What the exercise asks: Reply with only the number of lines that contain the string "આગળન".

Supplied entries:
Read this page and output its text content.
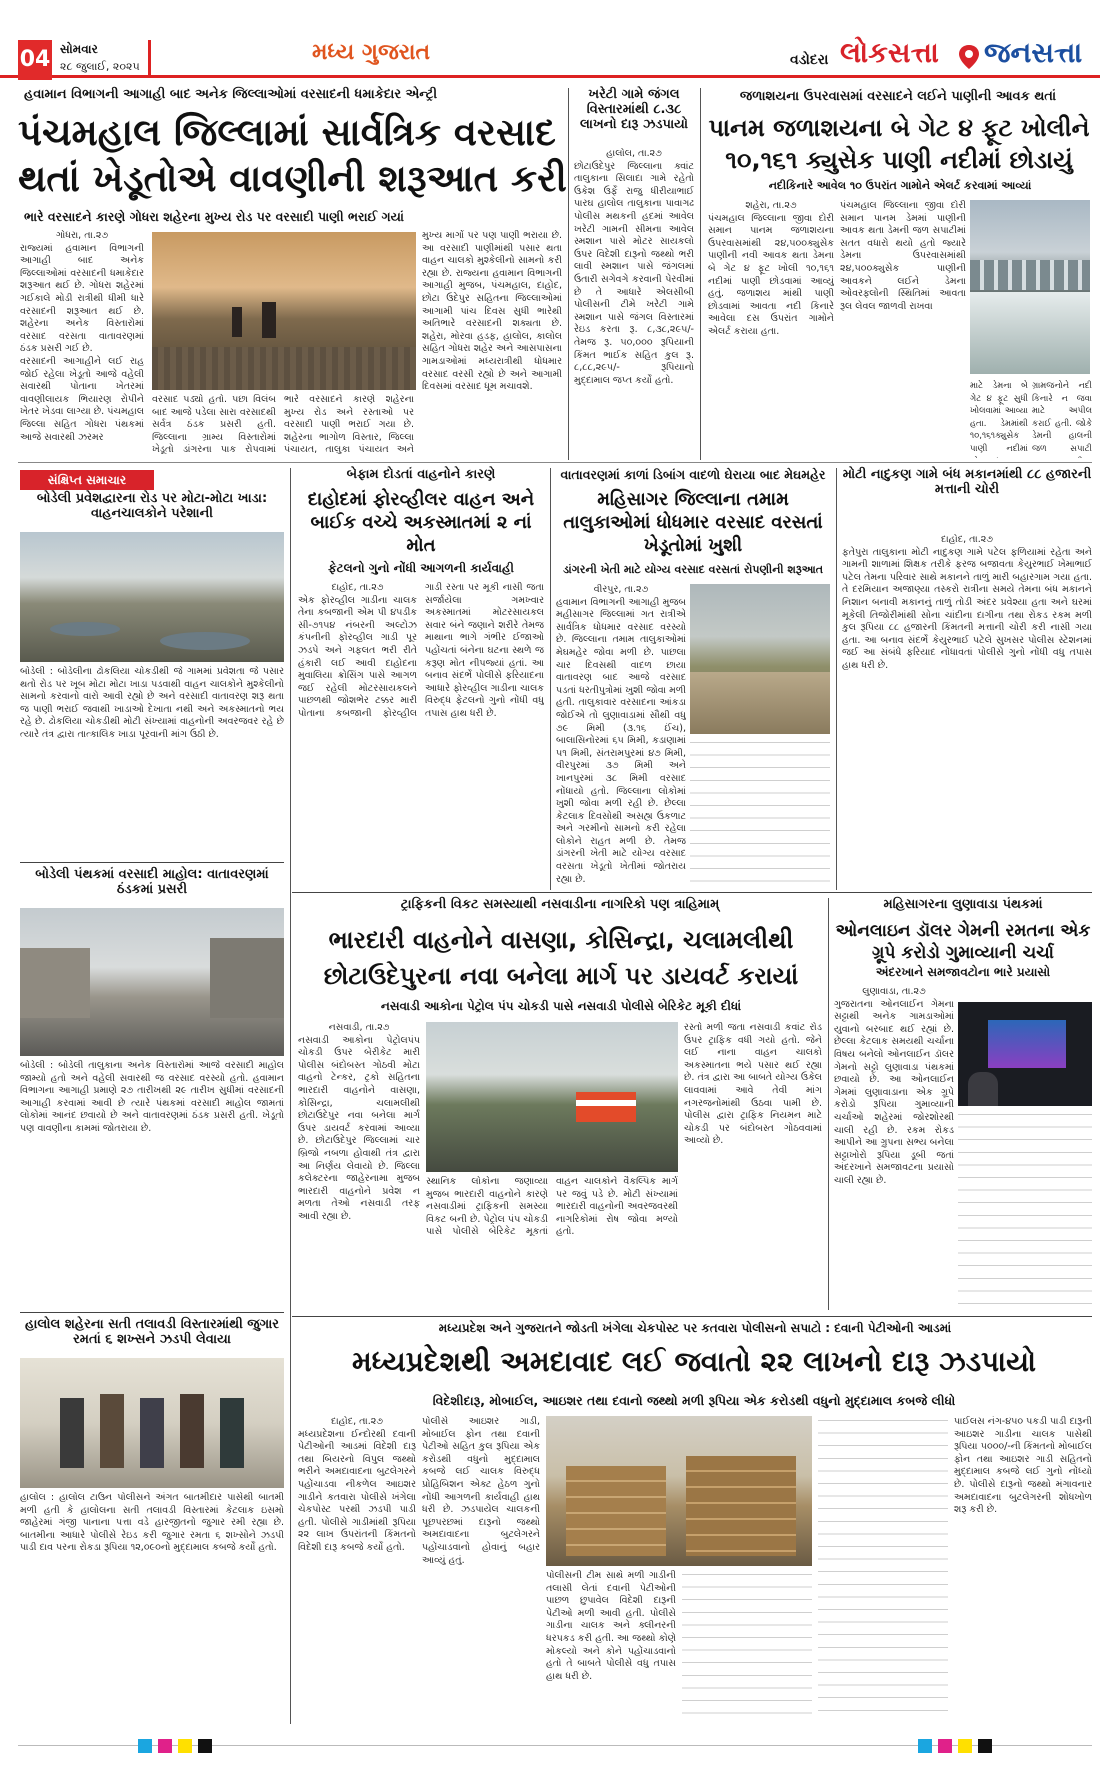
04 સોમવાર
૨૮ જુલાઈ, ૨૦૨૫
મધ્ય ગુજરાત	વડોદરા લોકસત્તા જનસત્તા
હવામાન વિભાગની આગાહી બાદ અનેક જિલ્લાઓમાં વરસાદની ધમાકેદાર એન્ટ્રી
પંચમહાલ જિલ્લામાં સાર્વત્રિક વરસાદ
થતાં ખેડૂતોએ વાવણીની શરૂઆત કરી
ભારે વરસાદને કારણે ગોધરા શહેરના મુખ્ય રોડ પર વરસાદી પાણી ભરાઈ ગયાં
ગોધરા, તા.૨૭
રાજ્યમાં હવામાન વિભાગની આગાહી બાદ અનેક જિલ્લાઓમાં વરસાદની ધમાકેદાર શરૂઆત થઈ છે. ગોધરા શહેરમાં ગઈકાલે મોડી રાત્રીથી ધીમી ધારે વરસાદની શરૂઆત થઈ છે. શહેરના અનેક વિસ્તારોમાં વરસાદ વરસતા વાતાવરણમાં ઠંડક પ્રસરી ગઈ છે.
વરસાદની આગાહીને લઈ રાહ જોઈ રહેલા ખેડૂતો આજે વહેલી સવારથી પોતાના ખેતરમાં વાવણીલાયક ભિયારણ રોપીને ખેતર ખેડવા લાગ્યા છે. પંચમહાલ જિલ્લા સહિત ગોધરા પંથકમાં આજે સવારથી ઝરમર
વરસાદ પડ્યો હતો. પછા વિલંબ બાદ આજે પડેલા સારા વરસાદથી સર્વત્ર ઠંડક પ્રસરી હતી. જિલ્લાના ગ્રામ્ય વિસ્તારોમાં ખેડૂતો ડાંગરના પાક રોપવામાં
ભારે વરસાદને કારણે શહેરના મુખ્ય રોડ અને રસ્તાઓ પર વરસાદી પાણી ભરાઈ ગયા છે. શહેરના ભાગોળ વિસ્તાર, જિલ્લા પંચાયત, તાલુકા પંચાયત અને
મુખ્ય માર્ગો પર પણ પાણી ભરાયા છે. આ વરસાદી પાણીમાંથી પસાર થતા વાહન ચાલકો મુશ્કેલીનો સામનો કરી રહ્યા છે. રાજ્યના હવામાન વિભાગની આગાહી મુજબ, પંચમહાલ, દાહોદ, છોટા ઉદેપુર સહિતના જિલ્લાઓમાં આગામી પાંચ દિવસ સુધી ભારેથી અતિભારે વરસાદની શક્યતા છે. શહેરા, મોરવા હડફ, હાલોલ, કાલોલ સહિત ગોધરા શહેર અને આસપાસના ગામડાઓમાં મધ્યરાત્રીથી ધોધમાર વરસાદ વરસી રહ્યો છે અને આગામી દિવસમાં વરસાદ ધૂમ મચાવશે.
ખરેટી ગામે જંગલ વિસ્તારમાંથી ૮.૩૮ લાખનો દારૂ ઝડપાયો
હાલોલ, તા.૨૭
છોટાઉદેપુર જિલ્લાના ક્વાંટ તાલુકાના સિલાદા ગામે રહેતો ઉકેશ ઉર્ફે રાજુ ધીરીયાભાઈ પારઘ હાલોલ તાલુકાના પાવાગઢ પોલીસ મથકની હદમાં આવેલ ખરેટી ગામની સીમના આવેલ સ્મશાન પાસે મોટર સાયકલો ઉપર વિદેશી દારૂનો જથ્થો ભરી લાવી સ્મશાન પાસે જંગલમાં ઉતારી સગેવગે કરવાની પેરવીમાં છે તે આધારે એલસીબી પોલીસની ટીમે ખરેટી ગામે સ્મશાન પાસે જંગલ વિસ્તારમાં રેઇડ કરતા રૂ. ૮,૩૮,૨૯૫/- તેમજ રૂ. ૫૦,૦૦૦ રૂપિયાની કિંમત ભાઈક સહિત કુલ રૂ. ૮,૮૮,૨૯૫/- રૂપિયાનો મુદ્દામાલ જપ્ત કર્યો હતો.
જળાશયના ઉપરવાસમાં વરસાદને લઈને પાણીની આવક થતાં
પાનમ જળાશયના બે ગેટ ૪ ફૂટ ખોલીને
૧૦,૧૬૧ ક્યુસેક પાણી નદીમાં છોડાયું
નદીકિનારે આવેલ ૧૦ ઉપરાંત ગામોને એલર્ટ કરવામાં આવ્યાં
શહેરા, તા.૨૭
પંચમહાલ જિલ્લાના જીવા દોરી સમાન પાનમ જળાશયના ઉપરવાસમાંથી ૨૪,૫૦૦ક્યુસેક પાણીની નવી આવક થતા ડેમના બે ગેટ ૪ ફૂટ ખોલી ૧૦,૧૬૧ નદીમાં પાણી છોડવામાં આવ્યું હતું. જળાશય માંથી પાણી છોડવામાં આવતા નદી કિનારે આવેલા દસ ઉપરાંત ગામોને એલર્ટ કરાયા હતા.
પંચમહાલ જિલ્લાના જીવા દોરી સમાન પાનમ ડેમમાં પાણીની આવક થતા ડેમની જળ સપાટીમાં સતત વધારો થયો હતો જ્યારે ડેમના ઉપરવાસમાંથી ૨૪,૫૦૦ક્યુસેક પાણીની આવકને લઈને ડેમના ઓવરફ્લોની સ્થિતિમાં આવતા રૂલ લેવલ જાળવી રાખવા
માટે ડેમના બે ગેટ ૪ ફૂટ સુધી ખોલવામાં આવ્યા હતા. ડેમમાંથી ૧૦,૧૬૧ક્યુસેક પાણી નદીમાં
ગ્રામજનોને નદી કિનારે ન જવા માટે અપીલ કરાઈ હતી. જોકે ડેમની હાલની જળ સપાટી
સંક્ષિપ્ત સમાચાર
બોડેલી પ્રવેશદ્વારના રોડ પર મોટા-મોટા ખાડા: વાહનચાલકોને પરેશાની
બોડેલી : બોડેલીના ઢોકલિયા ચોકડીથી જે ગામમાં પ્રવેશતા જે પસાર થતો રોડ પર ખૂબ મોટા મોટા ખાડા પડવાથી વાહન ચાલકોને મુશ્કેલીનો સામનો કરવાનો વારો આવી રહ્યો છે અને વરસાદી વાતાવરણ શરૂ થતા જ પાણી ભરાઈ જવાથી ખાડાઓ દેખાતા નથી અને અકસ્માતનો ભય રહે છે. ઢોકલિયા ચોકડીથી મોટી સંખ્યામાં વાહનોની અવરજવર રહે છે ત્યારે તંત્ર દ્વારા તાત્કાલિક ખાડા પૂરવાની માંગ ઉઠી છે.
બોડેલી પંથકમાં વરસાદી માહોલ: વાતાવરણમાં ઠંડકમાં પ્રસરી
બોડેલી : બોડેલી તાલુકાના અનેક વિસ્તારોમાં આજે વરસાદી માહોલ જામ્યો હતો અને વહેલી સવારથી જ વરસાદ વરસ્યો હતો. હવામાન વિભાગના આગાહી પ્રમાણે ૨૭ તારીખથી ૨૯ તારીખ સુધીમાં વરસાદની આગાહી કરવામાં આવી છે ત્યારે પંથકમાં વરસાદી માહોલ જામતાં લોકોમાં આનંદ છવાયો છે અને વાતાવરણમાં ઠંડક પ્રસરી હતી. ખેડૂતો પણ વાવણીના કામમાં જોતરાયા છે.
હાલોલ શહેરના સતી તલાવડી વિસ્તારમાંથી જુગાર રમતાં ૬ શખ્સને ઝડપી લેવાયા
હાલોલ : હાલોલ ટાઉન પોલીસને અંગત બાતમીદાર પાસેથી બાતમી મળી હતી કે હાલોલના સતી તલાવડી વિસ્તારમાં કેટલાક ઇસમો જાહેરમાં ગંજી પાનાના પત્તા વડે હારજીતનો જુગાર રમી રહ્યા છે. બાતમીના આધારે પોલીસે રેઇડ કરી જુગાર રમતા ૬ શખ્સોને ઝડપી પાડી દાવ પરના રોકડા રૂપિયા ૧૨,૦૯૦નો મુદ્દામાલ કબજે કર્યો હતો.
બેફામ દોડતાં વાહનોને કારણે
દાહોદમાં ફોરવ્હીલર વાહન અને બાઈક વચ્ચે અકસ્માતમાં ૨ નાં મોત
ફેટલનો ગુનો નોંધી આગળની કાર્યવાહી
દાહોદ, તા.૨૭
એક ફોરવ્હીલ ગાડીના ચાલક તેના કબજાની એમ પી ૪૫ડીક સી-૭૧૫૪ નંબરની અલ્ટોઝ કંપનીની ફોરવ્હીલ ગાડી પૂર ઝડપે અને ગફલત ભરી રીતે હંકારી લઈ આવી દાહોદના મુવાલિયા ક્રોસિંગ પાસે આગળ જઈ રહેલી મોટરસાયકલને પાછળથી જોશભેર ટક્કર મારી પોતાના કબજાની ફોરવ્હીલ ગાડી રસ્તા પર મૂકી નાસી જતા સર્જાયેલા ગમખ્વાર અકસ્માતમાં મોટરસાયકલ સવાર બંને જણાને શરીરે તેમજ માથાના ભાગે ગંભીર ઈજાઓ પહોંચતાં બંનેના ઘટના સ્થળે જ કરૂણ મોત નીપજ્યાં હતાં. આ બનાવ સંદર્ભે પોલીસે ફરિયાદના આધારે ફોરવ્હીલ ગાડીના ચાલક વિરુદ્ધ ફેટલનો ગુનો નોંધી વધુ તપાસ હાથ ધરી છે.
વાતાવરણમાં કાળાં ડિબાંગ વાદળો ઘેરાયા બાદ મેઘમહેર
મહિસાગર જિલ્લાના તમામ તાલુકાઓમાં ધોધમાર વરસાદ વરસતાં ખેડૂતોમાં ખુશી
ડાંગરની ખેતી માટે યોગ્ય વરસાદ વરસતાં રોપણીની શરૂઆત
વીરપુર, તા.૨૭
હવામાન વિભાગની આગાહી મુજબ મહીસાગર જિલ્લામાં ગત રાત્રીએ સાર્વત્રિક ધોધમાર વરસાદ વરસ્યો છે. જિલ્લાના તમામ તાલુકાઓમાં મેઘમહેર જોવા મળી છે. પાછલા ચાર દિવસથી વાદળ છાયા વાતાવરણ બાદ આજે વરસાદ પડતાં ધરતીપુત્રોમાં ખુશી જોવા મળી હતી. તાલુકાવાર વરસાદના આંકડા જોઈએ તો લુણાવાડામાં સૌથી વધુ ૭૯ મિમી (૩.૧૬ ઈંચ), બાલાસિનોરમાં ૬૫ મિમી, કડાણામાં ૫૧ મિમી, સંતરામપુરમાં ૪૭ મિમી, વીરપુરમાં ૩૭ મિમી અને ખાનપુરમાં ૩૮ મિમી વરસાદ નોંધાયો હતો. જિલ્લાના લોકોમાં ખુશી જોવા મળી રહી છે. છેલ્લા કેટલાક દિવસોથી અસહ્ય ઉકળાટ અને ગરમીનો સામનો કરી રહેલા લોકોને રાહત મળી છે. તેમજ ડાંગરની ખેતી માટે યોગ્ય વરસાદ વરસતા ખેડૂતો ખેતીમાં જોતરાય રહ્યા છે.
મોટી નાદુકણ ગામે બંધ મકાનમાંથી ૮૮ હજારની મત્તાની ચોરી
દાહોદ, તા.૨૭
ફતેપુરા તાલુકાના મોટી નાદુકણ ગામે પટેલ ફળિયામાં રહેતા અને ગામની શાળામાં શિક્ષક તરીકે ફરજ બજાવતા કેયુરભાઈ ખેમાભાઈ પટેલ તેમના પરિવાર સાથે મકાનને તાળું મારી બહારગામ ગયા હતા. તે દરમિયાન અજાણ્યા તસ્કરો રાત્રીના સમયે તેમના બંધ મકાનને નિશાન બનાવી મકાનનું તાળું તોડી અંદર પ્રવેશ્યા હતા અને ઘરમાં મૂકેલી તિજોરીમાંથી સોના ચાંદીના દાગીના તથા રોકડ રકમ મળી કુલ રૂપિયા ૮૮ હજારની કિંમતની મત્તાની ચોરી કરી નાસી ગયા હતા. આ બનાવ સંદર્ભે કેયુરભાઈ પટેલે સુખસર પોલીસ સ્ટેશનમાં જઈ આ સંબંધે ફરિયાદ નોંધાવતાં પોલીસે ગુનો નોંધી વધુ તપાસ હાથ ધરી છે.
ટ્રાફિકની વિકટ સમસ્યાથી નસવાડીના નાગરિકો પણ ત્રાહિમામ્
ભારદારી વાહનોને વાસણા, કોસિન્દ્રા, ચલામલીથી
છોટાઉદેપુરના નવા બનેલા માર્ગ પર ડાયવર્ટ કરાયાં
નસવાડી આકોના પેટ્રોલ પંપ ચોકડી પાસે નસવાડી પોલીસે બેરિકેટ મૂકી દીધાં
નસવાડી, તા.૨૭
નસવાડી આકોના પેટ્રોલપંપ ચોકડી ઉપર બેરીકેટ મારી પોલીસ બંદોબસ્ત ગોઠવી મોટા વાહનો ટેન્કર, ટ્રકો સહિતના ભારદારી વાહનોને વાસણા, કોસિન્દ્રા, ચલામલીથી છોટાઉદેપુર નવા બનેલા માર્ગ ઉપર ડાયવર્ટ કરવામાં આવ્યા છે. છોટાઉદેપુર જિલ્લામાં ચાર બ્રિજો નબળા હોવાથી તંત્ર દ્વારા આ નિર્ણય લેવાયો છે. જિલ્લા કલેક્ટરના જાહેરનામા મુજબ ભારદારી વાહનોને પ્રવેશ ન મળતા તેઓ નસવાડી તરફ આવી રહ્યા છે.
સ્થાનિક લોકોના જણાવ્યા મુજબ ભારદારી વાહનોને કારણે નસવાડીમાં ટ્રાફિકની સમસ્યા વિકટ બની છે. પેટ્રોલ પંપ ચોકડી પાસે પોલીસે બેરિકેટ મૂકતાં વાહન ચાલકોને વૈકલ્પિક માર્ગ પર જવું પડે છે. મોટી સંખ્યામાં ભારદારી વાહનોની અવરજવરથી નાગરિકોમાં રોષ જોવા મળ્યો હતો.
રસ્તો મળી જતા નસવાડી કવાંટ રોડ ઉપર ટ્રાફિક વધી ગયો હતો. જેને લઈ નાના વાહન ચાલકો અકસ્માતના ભયે પસાર થઈ રહ્યા છે. તંત્ર દ્વારા આ બાબતે યોગ્ય ઉકેલ લાવવામાં આવે તેવી માંગ નગરજનોમાંથી ઉઠવા પામી છે. પોલીસ દ્વારા ટ્રાફિક નિયમન માટે ચોકડી પર બંદોબસ્ત ગોઠવવામાં આવ્યો છે.
મહિસાગરના લુણાવાડા પંથકમાં
ઓનલાઇન ડૉલર ગેમની રમતના એક ગ્રૂપે કરોડો ગુમાવ્યાની ચર્ચા
અંદરખાને સમજાવટોના ભારે પ્રયાસો
લુણાવાડા, તા.૨૭
ગુજરાતના ઓનલાઈન ગેમના સટ્ટાથી અનેક ગામડાઓમાં યુવાનો બરબાદ થઈ રહ્યાં છે. છેલ્લા કેટલાક સમયથી ચર્ચાના વિષય બનેલો ઓનલાઈન ડૉલર ગેમનો સટ્ટો લુણાવાડા પંથકમાં છવાયો છે. આ ઓનલાઈન ગેમમાં લુણાવાડાના એક ગ્રૂપે કરોડો રૂપિયા ગુમાવ્યાની ચર્ચાઓ શહેરમાં જોરશોરથી ચાલી રહી છે. રકમ રોકડ આપીને આ ગ્રુપના સભ્ય બનેલા સટ્ટાખોરો રૂપિયા ડૂબી જતાં અંદરખાને સમજાવટના પ્રયાસો ચાલી રહ્યા છે.
મધ્યપ્રદેશ અને ગુજરાતને જોડતી ખંગેલા ચેકપોસ્ટ પર કતવારા પોલીસનો સપાટો : દવાની પેટીઓની આડમાં
મધ્યપ્રદેશથી અમદાવાદ લઈ જવાતો ૨૨ લાખનો દારૂ ઝડપાયો
વિદેશીદારૂ, મોબાઈલ, આઇશર તથા દવાનો જથ્થો મળી રૂપિયા એક કરોડથી વધુનો મુદ્દામાલ કબજે લીધો
દાહોદ, તા.૨૭
મધ્યપ્રદેશના ઈન્દોરથી દવાની પેટીઓની આડમાં વિદેશી દારૂ તથા બિયરનો વિપુલ જથ્થો ભરીને અમદાવાદના બુટલેગરને પહોંચાડવા નીકળેલ આઇશર ગાડીને કતવારા પોલીસે ખંગેલા ચેકપોસ્ટ પરથી ઝડપી પાડી હતી. પોલીસે ગાડીમાંથી રૂપિયા ૨૨ લાખ ઉપરાંતની કિંમતનો વિદેશી દારૂ કબજે કર્યો હતો.
પોલીસે આઇશર ગાડી, મોબાઈલ ફોન તથા દવાની પેટીઓ સહિત કુલ રૂપિયા એક કરોડથી વધુનો મુદ્દામાલ કબજે લઈ ચાલક વિરુદ્ધ પ્રોહિબિશન એક્ટ હેઠળ ગુનો નોંધી આગળની કાર્યવાહી હાથ ધરી છે. ઝડપાયેલ ચાલકની પૂછપરછમાં દારૂનો જથ્થો અમદાવાદના બુટલેગરને પહોંચાડવાનો હોવાનું બહાર આવ્યું હતું.
પોલીસની ટીમ સાથે મળી ગાડીની તલાસી લેતાં દવાની પેટીઓની પાછળ છુપાવેલ વિદેશી દારૂની પેટીઓ મળી આવી હતી. પોલીસે ગાડીના ચાલક અને ક્લીનરની ધરપકડ કરી હતી. આ જથ્થો કોણે મોકલ્યો અને કોને પહોંચાડવાનો હતો તે બાબતે પોલીસે વધુ તપાસ હાથ ધરી છે.
પાઈલસ નંગ-૪૫૦ પકડી પાડી દારૂની આઇશર ગાડીના ચાલક પાસેથી રૂપિયા ૫૦૦૦/-ની કિંમતનો મોબાઈલ ફોન તથા આઇશર ગાડી સહિતનો મુદ્દામાલ કબજે લઈ ગુનો નોંધ્યો છે. પોલીસે દારૂનો જથ્થો મંગાવનાર અમદાવાદના બુટલેગરની શોધખોળ શરૂ કરી છે.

Correct result: 2